Task: Write out the data below exactly as given, without any of its pictures.

Exercise inputs:
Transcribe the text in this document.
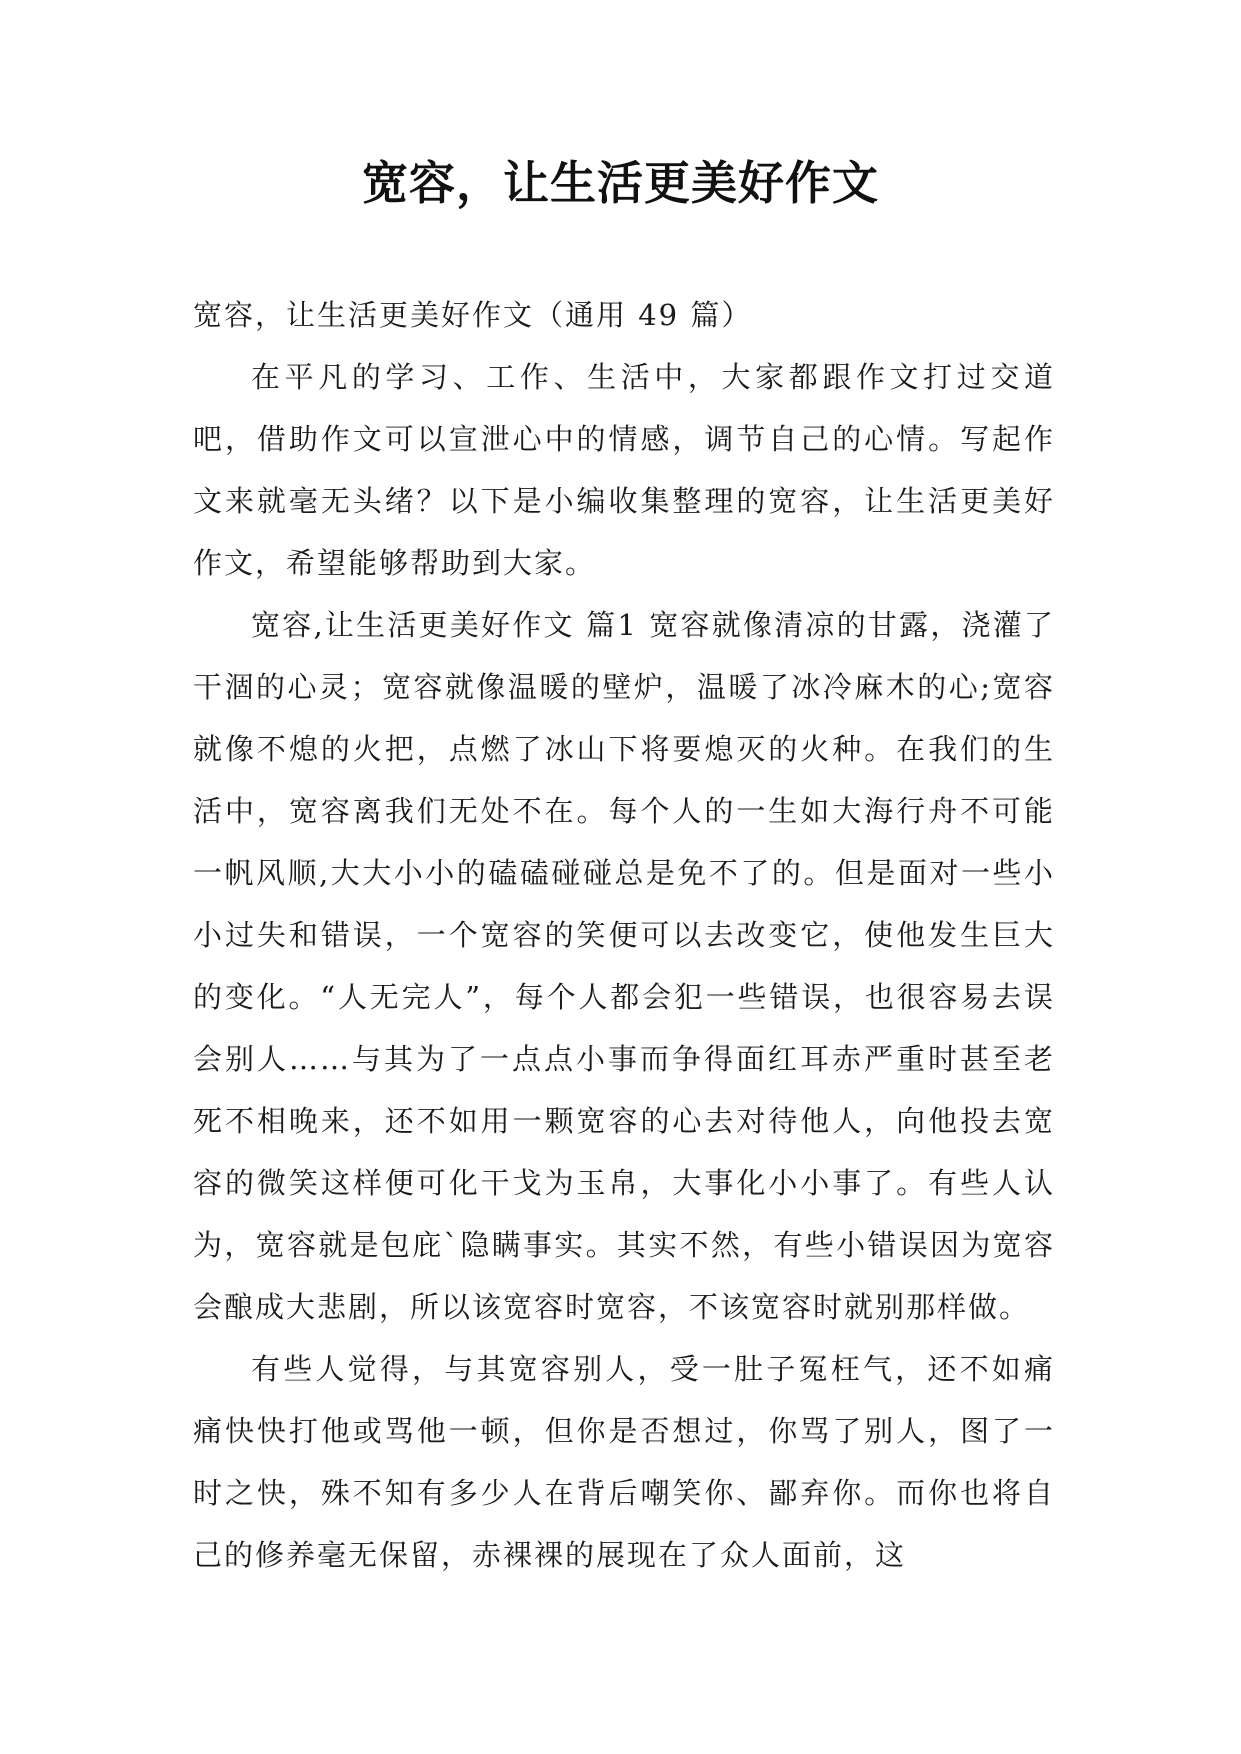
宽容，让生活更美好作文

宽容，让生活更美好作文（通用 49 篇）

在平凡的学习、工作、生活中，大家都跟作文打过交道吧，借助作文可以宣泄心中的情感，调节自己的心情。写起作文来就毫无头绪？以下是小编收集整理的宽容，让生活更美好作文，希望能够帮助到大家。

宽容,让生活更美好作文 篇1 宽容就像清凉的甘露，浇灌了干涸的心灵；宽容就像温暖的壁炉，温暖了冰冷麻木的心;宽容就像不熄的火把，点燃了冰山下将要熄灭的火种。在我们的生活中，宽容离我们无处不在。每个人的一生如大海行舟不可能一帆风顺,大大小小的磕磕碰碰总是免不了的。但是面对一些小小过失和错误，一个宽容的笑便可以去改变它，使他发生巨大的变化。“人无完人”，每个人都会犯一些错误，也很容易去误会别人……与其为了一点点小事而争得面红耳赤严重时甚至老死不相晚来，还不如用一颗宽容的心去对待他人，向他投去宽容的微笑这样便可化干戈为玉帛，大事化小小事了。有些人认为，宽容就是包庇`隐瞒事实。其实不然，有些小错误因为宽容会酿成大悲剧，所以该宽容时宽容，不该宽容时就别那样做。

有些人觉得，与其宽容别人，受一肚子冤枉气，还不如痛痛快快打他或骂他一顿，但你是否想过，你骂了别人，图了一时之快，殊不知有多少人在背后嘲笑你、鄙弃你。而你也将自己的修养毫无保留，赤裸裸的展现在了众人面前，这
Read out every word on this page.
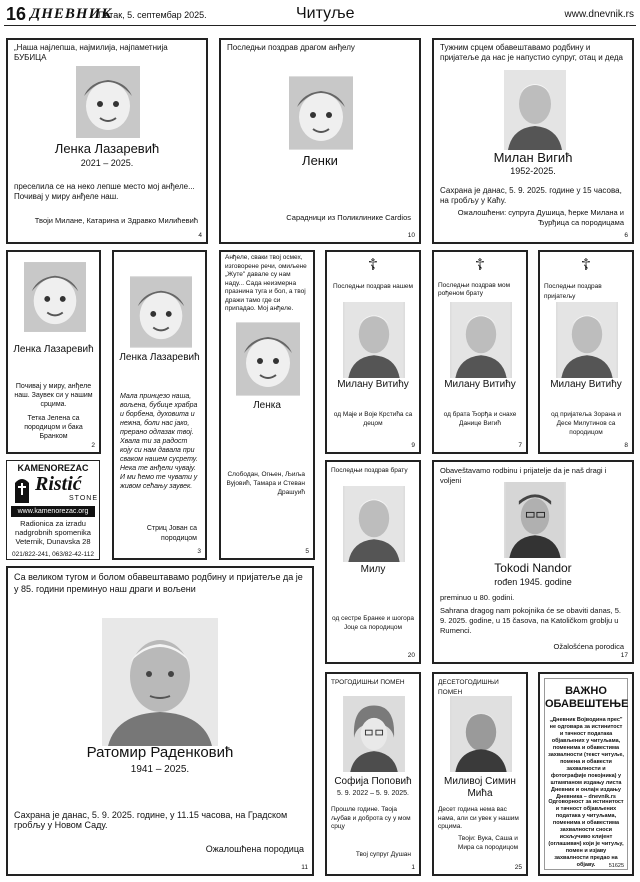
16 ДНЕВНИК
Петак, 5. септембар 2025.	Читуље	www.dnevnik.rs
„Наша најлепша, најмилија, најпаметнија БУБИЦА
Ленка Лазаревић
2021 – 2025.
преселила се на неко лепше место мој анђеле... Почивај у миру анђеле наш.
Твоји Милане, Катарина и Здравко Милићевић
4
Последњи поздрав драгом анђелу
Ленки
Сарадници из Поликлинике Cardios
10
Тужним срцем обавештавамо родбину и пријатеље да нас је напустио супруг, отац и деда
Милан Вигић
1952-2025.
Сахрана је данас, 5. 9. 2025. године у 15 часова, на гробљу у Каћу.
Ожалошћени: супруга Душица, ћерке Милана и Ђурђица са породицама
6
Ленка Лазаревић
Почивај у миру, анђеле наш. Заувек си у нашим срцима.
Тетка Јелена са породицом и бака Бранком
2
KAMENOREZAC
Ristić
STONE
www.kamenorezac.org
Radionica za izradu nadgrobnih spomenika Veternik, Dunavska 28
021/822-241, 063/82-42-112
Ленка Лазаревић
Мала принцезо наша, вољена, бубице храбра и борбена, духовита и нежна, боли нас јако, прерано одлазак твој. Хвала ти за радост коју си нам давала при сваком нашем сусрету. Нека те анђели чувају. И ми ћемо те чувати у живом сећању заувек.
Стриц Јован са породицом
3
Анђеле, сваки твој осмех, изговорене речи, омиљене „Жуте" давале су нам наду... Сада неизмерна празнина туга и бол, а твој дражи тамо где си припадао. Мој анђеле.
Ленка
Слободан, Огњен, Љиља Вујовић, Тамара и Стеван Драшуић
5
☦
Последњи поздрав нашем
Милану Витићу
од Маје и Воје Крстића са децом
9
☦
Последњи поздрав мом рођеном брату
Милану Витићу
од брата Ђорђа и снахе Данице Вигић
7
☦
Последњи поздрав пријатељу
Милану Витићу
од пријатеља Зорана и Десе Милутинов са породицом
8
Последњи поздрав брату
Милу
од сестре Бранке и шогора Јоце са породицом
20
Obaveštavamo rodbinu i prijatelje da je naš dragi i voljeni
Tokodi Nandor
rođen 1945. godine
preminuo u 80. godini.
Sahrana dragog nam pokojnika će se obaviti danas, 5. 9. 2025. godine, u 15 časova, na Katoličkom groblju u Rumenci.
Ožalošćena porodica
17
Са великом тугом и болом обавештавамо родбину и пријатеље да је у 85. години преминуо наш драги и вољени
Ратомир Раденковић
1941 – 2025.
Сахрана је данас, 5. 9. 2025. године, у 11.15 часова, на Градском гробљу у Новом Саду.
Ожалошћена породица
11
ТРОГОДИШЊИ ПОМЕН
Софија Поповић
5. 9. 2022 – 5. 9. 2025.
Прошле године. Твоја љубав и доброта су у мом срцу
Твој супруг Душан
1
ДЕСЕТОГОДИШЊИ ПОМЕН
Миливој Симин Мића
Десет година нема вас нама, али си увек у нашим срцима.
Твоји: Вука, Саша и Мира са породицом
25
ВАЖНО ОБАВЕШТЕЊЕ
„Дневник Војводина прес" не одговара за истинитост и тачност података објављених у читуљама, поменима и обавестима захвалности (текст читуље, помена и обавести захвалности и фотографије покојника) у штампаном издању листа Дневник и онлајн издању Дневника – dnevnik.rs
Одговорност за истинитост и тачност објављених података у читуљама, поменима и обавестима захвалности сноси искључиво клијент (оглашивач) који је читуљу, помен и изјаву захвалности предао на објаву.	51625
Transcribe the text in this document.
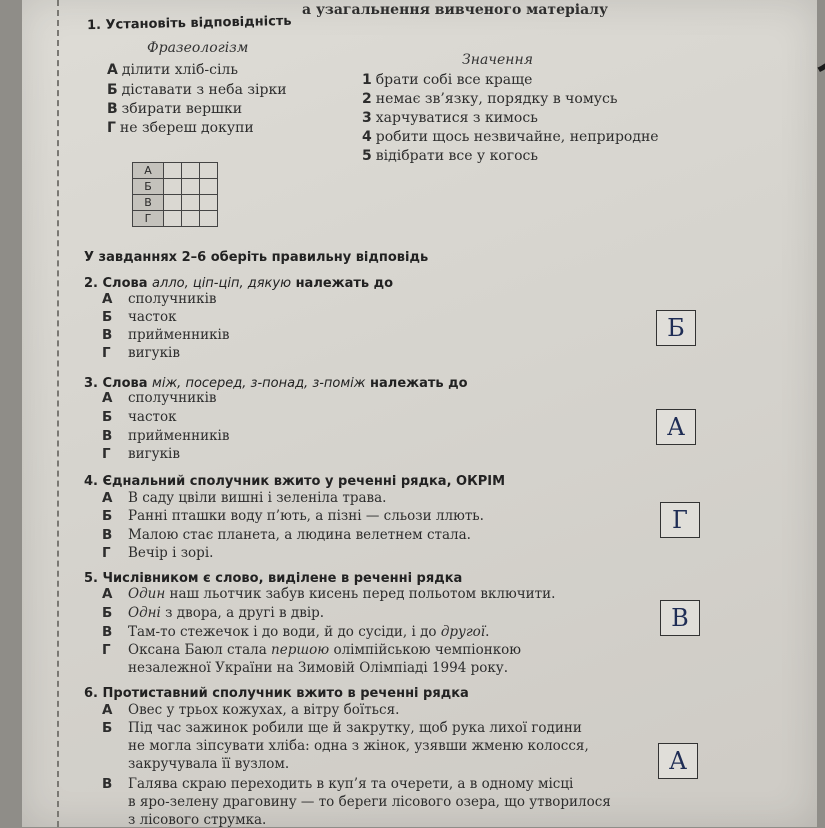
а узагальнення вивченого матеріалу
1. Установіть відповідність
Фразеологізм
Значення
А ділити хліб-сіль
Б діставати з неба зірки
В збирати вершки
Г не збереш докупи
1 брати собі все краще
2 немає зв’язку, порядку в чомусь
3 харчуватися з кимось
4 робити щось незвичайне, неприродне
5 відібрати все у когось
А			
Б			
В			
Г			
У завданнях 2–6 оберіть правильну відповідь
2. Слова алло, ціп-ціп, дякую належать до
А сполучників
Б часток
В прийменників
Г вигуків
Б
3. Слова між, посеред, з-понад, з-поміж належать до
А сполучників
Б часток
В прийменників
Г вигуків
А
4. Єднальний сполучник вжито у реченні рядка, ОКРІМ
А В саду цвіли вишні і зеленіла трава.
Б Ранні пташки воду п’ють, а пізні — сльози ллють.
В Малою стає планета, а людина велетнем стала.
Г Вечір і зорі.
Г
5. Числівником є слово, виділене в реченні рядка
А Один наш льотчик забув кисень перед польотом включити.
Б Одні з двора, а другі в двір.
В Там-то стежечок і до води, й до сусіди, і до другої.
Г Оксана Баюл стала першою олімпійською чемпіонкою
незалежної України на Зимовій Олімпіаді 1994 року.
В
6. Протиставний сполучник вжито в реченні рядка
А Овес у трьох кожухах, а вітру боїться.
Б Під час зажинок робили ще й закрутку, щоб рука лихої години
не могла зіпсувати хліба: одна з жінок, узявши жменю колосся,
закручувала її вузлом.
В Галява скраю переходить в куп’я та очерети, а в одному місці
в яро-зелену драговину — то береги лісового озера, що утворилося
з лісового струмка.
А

Complete answer:
Transcribe the text in this document.
宽容，让生活更美好作文

宽容，让生活更美好作文（通用 49 篇）

在平凡的学习、工作、生活中，大家都跟作文打过交道吧，借助作文可以宣泄心中的情感，调节自己的心情。写起作文来就毫无头绪？以下是小编收集整理的宽容，让生活更美好作文，希望能够帮助到大家。

宽容,让生活更美好作文 篇1 宽容就像清凉的甘露，浇灌了干涸的心灵；宽容就像温暖的壁炉，温暖了冰冷麻木的心;宽容就像不熄的火把，点燃了冰山下将要熄灭的火种。在我们的生活中，宽容离我们无处不在。每个人的一生如大海行舟不可能一帆风顺,大大小小的磕磕碰碰总是免不了的。但是面对一些小小过失和错误，一个宽容的笑便可以去改变它，使他发生巨大的变化。“人无完人”，每个人都会犯一些错误，也很容易去误会别人……与其为了一点点小事而争得面红耳赤严重时甚至老死不相晚来，还不如用一颗宽容的心去对待他人，向他投去宽容的微笑这样便可化干戈为玉帛，大事化小小事了。有些人认为，宽容就是包庇`隐瞒事实。其实不然，有些小错误因为宽容会酿成大悲剧，所以该宽容时宽容，不该宽容时就别那样做。

有些人觉得，与其宽容别人，受一肚子冤枉气，还不如痛痛快快打他或骂他一顿，但你是否想过，你骂了别人，图了一时之快，殊不知有多少人在背后嘲笑你、鄙弃你。而你也将自己的修养毫无保留，赤裸裸的展现在了众人面前，这
Read out every word on this page.
16 ДНЕВНИК
Петак, 5. септембар 2025.	Читуље	www.dnevnik.rs
„Наша најлепша, најмилија, најпаметнија БУБИЦА
Ленка Лазаревић
2021 – 2025.
преселила се на неко лепше место мој анђеле... Почивај у миру анђеле наш.
Твоји Милане, Катарина и Здравко Милићевић
4
Последњи поздрав драгом анђелу
Ленки
Сарадници из Поликлинике Cardios
10
Тужним срцем обавештавамо родбину и пријатеље да нас је напустио супруг, отац и деда
Милан Вигић
1952-2025.
Сахрана је данас, 5. 9. 2025. године у 15 часова, на гробљу у Каћу.
Ожалошћени: супруга Душица, ћерке Милана и Ђурђица са породицама
6
Ленка Лазаревић
Почивај у миру, анђеле наш. Заувек си у нашим срцима.
Тетка Јелена са породицом и бака Бранком
2
KAMENOREZAC
Ristić
STONE
www.kamenorezac.org
Radionica za izradu nadgrobnih spomenika Veternik, Dunavska 28
021/822-241, 063/82-42-112
Ленка Лазаревић
Мала принцезо наша, вољена, бубице храбра и борбена, духовита и нежна, боли нас јако, прерано одлазак твој. Хвала ти за радост коју си нам давала при сваком нашем сусрету. Нека те анђели чувају. И ми ћемо те чувати у живом сећању заувек.
Стриц Јован са породицом
3
Анђеле, сваки твој осмех, изговорене речи, омиљене „Жуте" давале су нам наду... Сада неизмерна празнина туга и бол, а твој дражи тамо где си припадао. Мој анђеле.
Ленка
Слободан, Огњен, Љиља Вујовић, Тамара и Стеван Драшуић
5
☦
Последњи поздрав нашем
Милану Витићу
од Маје и Воје Крстића са децом
9
☦
Последњи поздрав мом рођеном брату
Милану Витићу
од брата Ђорђа и снахе Данице Вигић
7
☦
Последњи поздрав пријатељу
Милану Витићу
од пријатеља Зорана и Десе Милутинов са породицом
8
Последњи поздрав брату
Милу
од сестре Бранке и шогора Јоце са породицом
20
Obaveštavamo rodbinu i prijatelje da je naš dragi i voljeni
Tokodi Nandor
rođen 1945. godine
preminuo u 80. godini.
Sahrana dragog nam pokojnika će se obaviti danas, 5. 9. 2025. godine, u 15 časova, na Katoličkom groblju u Rumenci.
Ožalošćena porodica
17
Са великом тугом и болом обавештавамо родбину и пријатеље да је у 85. години преминуо наш драги и вољени
Ратомир Раденковић
1941 – 2025.
Сахрана је данас, 5. 9. 2025. године, у 11.15 часова, на Градском гробљу у Новом Саду.
Ожалошћена породица
11
ТРОГОДИШЊИ ПОМЕН
Софија Поповић
5. 9. 2022 – 5. 9. 2025.
Прошле године. Твоја љубав и доброта су у мом срцу
Твој супруг Душан
1
ДЕСЕТОГОДИШЊИ ПОМЕН
Миливој Симин Мића
Десет година нема вас нама, али си увек у нашим срцима.
Твоји: Вука, Саша и Мира са породицом
25
ВАЖНО ОБАВЕШТЕЊЕ
„Дневник Војводина прес" не одговара за истинитост и тачност података објављених у читуљама, поменима и обавестима захвалности (текст читуље, помена и обавести захвалности и фотографије покојника) у штампаном издању листа Дневник и онлајн издању Дневника – dnevnik.rs
Одговорност за истинитост и тачност објављених података у читуљама, поменима и обавестима захвалности сноси искључиво клијент (оглашивач) који је читуљу, помен и изјаву захвалности предао на објаву.	51625
Transcribe the text in this document.
а узагальнення вивченого матеріалу
1. Установіть відповідність
Фразеологізм
Значення
А ділити хліб-сіль
Б діставати з неба зірки
В збирати вершки
Г не збереш докупи
1 брати собі все краще
2 немає зв’язку, порядку в чомусь
3 харчуватися з кимось
4 робити щось незвичайне, неприродне
5 відібрати все у когось
А			
Б			
В			
Г			
У завданнях 2–6 оберіть правильну відповідь
2. Слова алло, ціп-ціп, дякую належать до
А сполучників
Б часток
В прийменників
Г вигуків
Б
3. Слова між, посеред, з-понад, з-поміж належать до
А сполучників
Б часток
В прийменників
Г вигуків
А
4. Єднальний сполучник вжито у реченні рядка, ОКРІМ
А В саду цвіли вишні і зеленіла трава.
Б Ранні пташки воду п’ють, а пізні — сльози ллють.
В Малою стає планета, а людина велетнем стала.
Г Вечір і зорі.
Г
5. Числівником є слово, виділене в реченні рядка
А Один наш льотчик забув кисень перед польотом включити.
Б Одні з двора, а другі в двір.
В Там-то стежечок і до води, й до сусіди, і до другої.
Г Оксана Баюл стала першою олімпійською чемпіонкою
незалежної України на Зимовій Олімпіаді 1994 року.
В
6. Протиставний сполучник вжито в реченні рядка
А Овес у трьох кожухах, а вітру боїться.
Б Під час зажинок робили ще й закрутку, щоб рука лихої години
не могла зіпсувати хліба: одна з жінок, узявши жменю колосся,
закручувала її вузлом.
В Галява скраю переходить в куп’я та очерети, а в одному місці
в яро-зелену драговину — то береги лісового озера, що утворилося
з лісового струмка.
А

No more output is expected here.